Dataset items
——————————
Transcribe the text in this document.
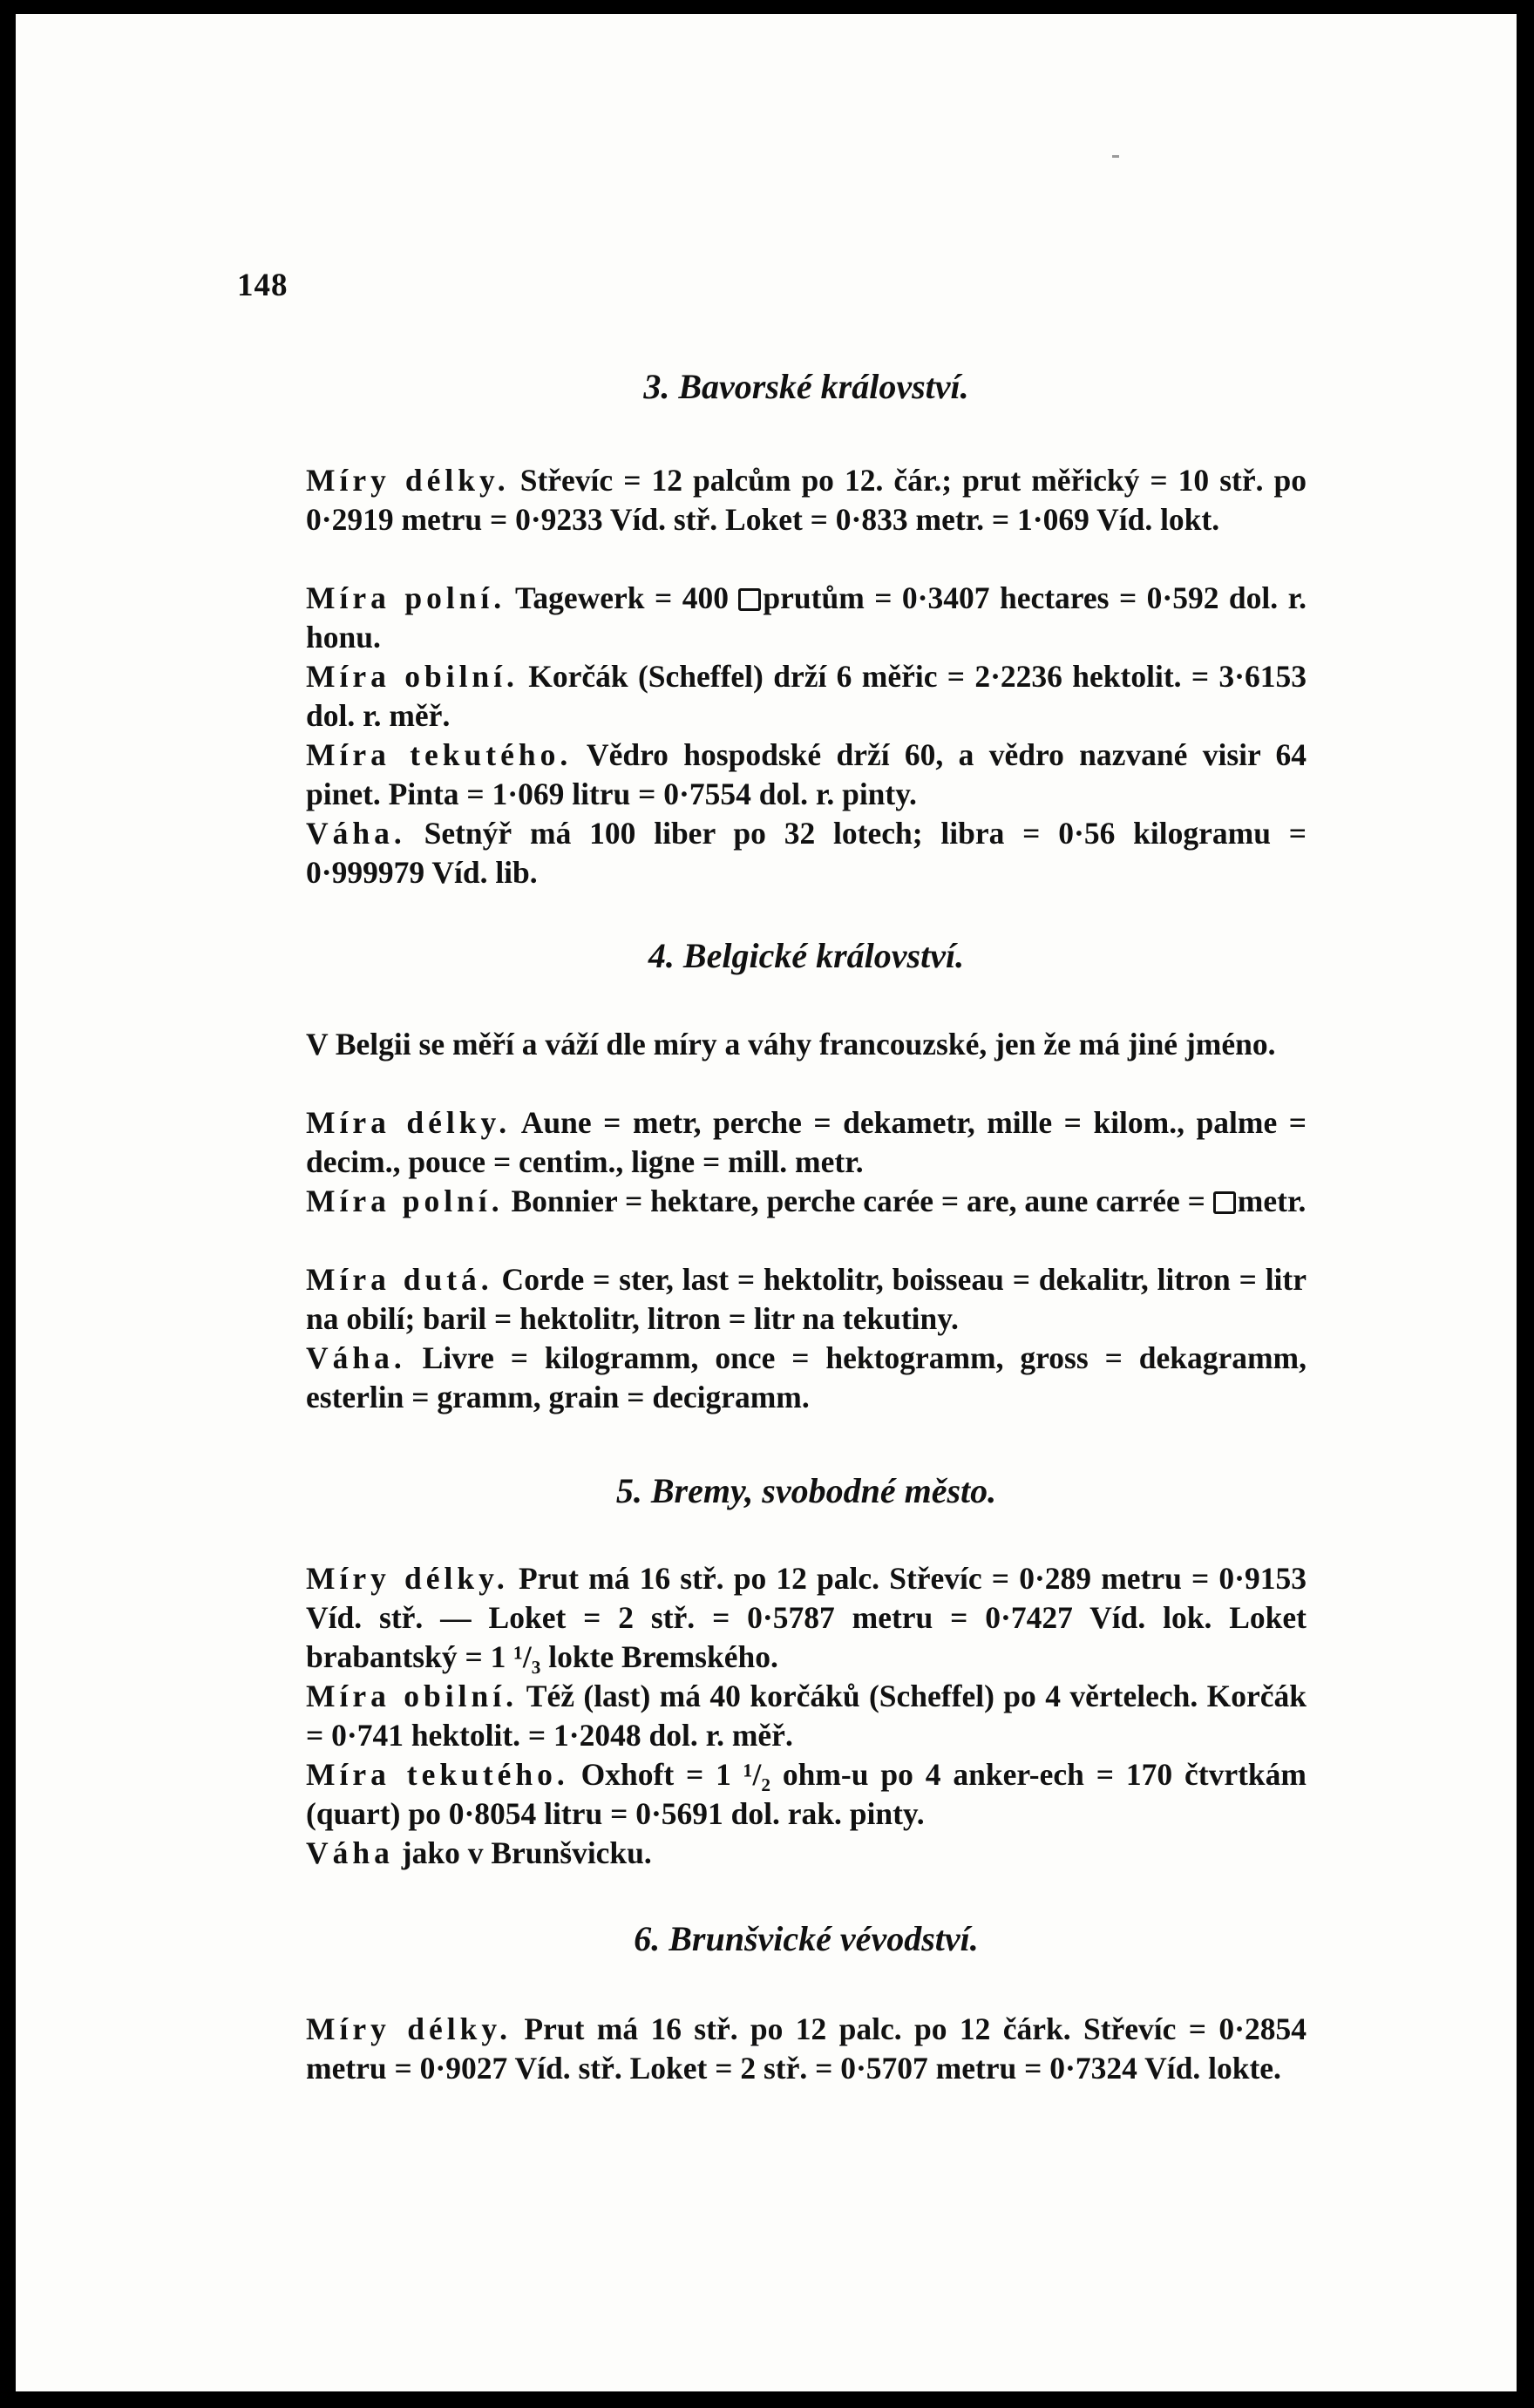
148
3. Bavorské království.
Míry délky. Střevíc = 12 palcům po 12. čár.; prut měřický = 10 stř. po 0·2919 metru = 0·9233 Víd. stř. Loket = 0·833 metr. = 1·069 Víd. lokt.
Míra polní. Tagewerk = 400 prutům = 0·3407 hectares = 0·592 dol. r. honu.
Míra obilní. Korčák (Scheffel) drží 6 měřic = 2·2236 hektolit. = 3·6153 dol. r. měř.
Míra tekutého. Vědro hospodské drží 60, a vědro nazvané visir 64 pinet. Pinta = 1·069 litru = 0·7554 dol. r. pinty.
Váha. Setnýř má 100 liber po 32 lotech; libra = 0·56 kilogramu = 0·999979 Víd. lib.
4. Belgické království.
V Belgii se měří a váží dle míry a váhy francouzské, jen že má jiné jméno.
Míra délky. Aune = metr, perche = dekametr, mille = kilom., palme = decim., pouce = centim., ligne = mill. metr.
Míra polní. Bonnier = hektare, perche carée = are, aune carrée = metr.
Míra dutá. Corde = ster, last = hektolitr, boisseau = dekalitr, litron = litr na obilí; baril = hektolitr, litron = litr na tekutiny.
Váha. Livre = kilogramm, once = hektogramm, gross = dekagramm, esterlin = gramm, grain = decigramm.
5. Bremy, svobodné město.
Míry délky. Prut má 16 stř. po 12 palc. Střevíc = 0·289 metru = 0·9153 Víd. stř. — Loket = 2 stř. = 0·5787 metru = 0·7427 Víd. lok. Loket brabantský = 1 ¹/₃ lokte Bremského.
Míra obilní. Též (last) má 40 korčáků (Scheffel) po 4 věrtelech. Korčák = 0·741 hektolit. = 1·2048 dol. r. měř.
Míra tekutého. Oxhoft = 1 ¹/₂ ohm-u po 4 anker-ech = 170 čtvrtkám (quart) po 0·8054 litru = 0·5691 dol. rak. pinty.
Váha jako v Brunšvicku.
6. Brunšvické vévodství.
Míry délky. Prut má 16 stř. po 12 palc. po 12 čárk. Střevíc = 0·2854 metru = 0·9027 Víd. stř. Loket = 2 stř. = 0·5707 metru = 0·7324 Víd. lokte.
——————————
__TO BE DONE__.
Repeat the material above in full and unchanged, minus its images.

__ANSWER FOR THE TASK__.
Transcribe the text in this document.
148
3. Bavorské království.
Míry délky. Střevíc = 12 palcům po 12. čár.; prut měřický = 10 stř. po 0·2919 metru = 0·9233 Víd. stř. Loket = 0·833 metr. = 1·069 Víd. lokt.
Míra polní. Tagewerk = 400 prutům = 0·3407 hectares = 0·592 dol. r. honu.
Míra obilní. Korčák (Scheffel) drží 6 měřic = 2·2236 hektolit. = 3·6153 dol. r. měř.
Míra tekutého. Vědro hospodské drží 60, a vědro nazvané visir 64 pinet. Pinta = 1·069 litru = 0·7554 dol. r. pinty.
Váha. Setnýř má 100 liber po 32 lotech; libra = 0·56 kilogramu = 0·999979 Víd. lib.
4. Belgické království.
V Belgii se měří a váží dle míry a váhy francouzské, jen že má jiné jméno.
Míra délky. Aune = metr, perche = dekametr, mille = kilom., palme = decim., pouce = centim., ligne = mill. metr.
Míra polní. Bonnier = hektare, perche carée = are, aune carrée = metr.
Míra dutá. Corde = ster, last = hektolitr, boisseau = dekalitr, litron = litr na obilí; baril = hektolitr, litron = litr na tekutiny.
Váha. Livre = kilogramm, once = hektogramm, gross = dekagramm, esterlin = gramm, grain = decigramm.
5. Bremy, svobodné město.
Míry délky. Prut má 16 stř. po 12 palc. Střevíc = 0·289 metru = 0·9153 Víd. stř. — Loket = 2 stř. = 0·5787 metru = 0·7427 Víd. lok. Loket brabantský = 1 ¹/₃ lokte Bremského.
Míra obilní. Též (last) má 40 korčáků (Scheffel) po 4 věrtelech. Korčák = 0·741 hektolit. = 1·2048 dol. r. měř.
Míra tekutého. Oxhoft = 1 ¹/₂ ohm-u po 4 anker-ech = 170 čtvrtkám (quart) po 0·8054 litru = 0·5691 dol. rak. pinty.
Váha jako v Brunšvicku.
6. Brunšvické vévodství.
Míry délky. Prut má 16 stř. po 12 palc. po 12 čárk. Střevíc = 0·2854 metru = 0·9027 Víd. stř. Loket = 2 stř. = 0·5707 metru = 0·7324 Víd. lokte.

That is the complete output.